Given task
Write out the whole listing again, exactly.

Extracted data entries:
--------
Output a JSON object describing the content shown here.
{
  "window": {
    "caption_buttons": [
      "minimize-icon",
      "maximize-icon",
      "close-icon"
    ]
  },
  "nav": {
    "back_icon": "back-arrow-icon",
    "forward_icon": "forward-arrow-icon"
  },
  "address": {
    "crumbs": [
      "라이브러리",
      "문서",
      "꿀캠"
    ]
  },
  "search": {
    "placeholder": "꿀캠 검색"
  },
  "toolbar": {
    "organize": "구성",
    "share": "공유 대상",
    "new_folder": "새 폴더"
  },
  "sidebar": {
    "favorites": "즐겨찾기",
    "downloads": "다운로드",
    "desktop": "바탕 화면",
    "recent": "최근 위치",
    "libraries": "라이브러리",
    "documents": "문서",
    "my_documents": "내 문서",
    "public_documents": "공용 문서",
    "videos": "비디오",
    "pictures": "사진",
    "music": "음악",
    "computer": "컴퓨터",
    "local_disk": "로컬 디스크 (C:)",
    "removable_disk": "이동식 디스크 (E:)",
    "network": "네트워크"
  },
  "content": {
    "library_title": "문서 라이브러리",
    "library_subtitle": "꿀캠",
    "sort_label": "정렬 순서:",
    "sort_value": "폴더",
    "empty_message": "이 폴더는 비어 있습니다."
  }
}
--------
Expected answer
Output a JSON object describing the content shown here.
{
  "window": {
    "caption_buttons": [
      "minimize-icon",
      "maximize-icon",
      "close-icon"
    ]
  },
  "nav": {
    "back_icon": "back-arrow-icon",
    "forward_icon": "forward-arrow-icon"
  },
  "address": {
    "crumbs": [
      "라이브러리",
      "문서",
      "꿀캠"
    ]
  },
  "search": {
    "placeholder": "꿀캠 검색"
  },
  "toolbar": {
    "organize": "구성",
    "share": "공유 대상",
    "new_folder": "새 폴더"
  },
  "sidebar": {
    "favorites": "즐겨찾기",
    "downloads": "다운로드",
    "desktop": "바탕 화면",
    "recent": "최근 위치",
    "libraries": "라이브러리",
    "documents": "문서",
    "my_documents": "내 문서",
    "public_documents": "공용 문서",
    "videos": "비디오",
    "pictures": "사진",
    "music": "음악",
    "computer": "컴퓨터",
    "local_disk": "로컬 디스크 (C:)",
    "removable_disk": "이동식 디스크 (E:)",
    "network": "네트워크"
  },
  "content": {
    "library_title": "문서 라이브러리",
    "library_subtitle": "꿀캠",
    "sort_label": "정렬 순서:",
    "sort_value": "폴더",
    "empty_message": "이 폴더는 비어 있습니다."
  }
}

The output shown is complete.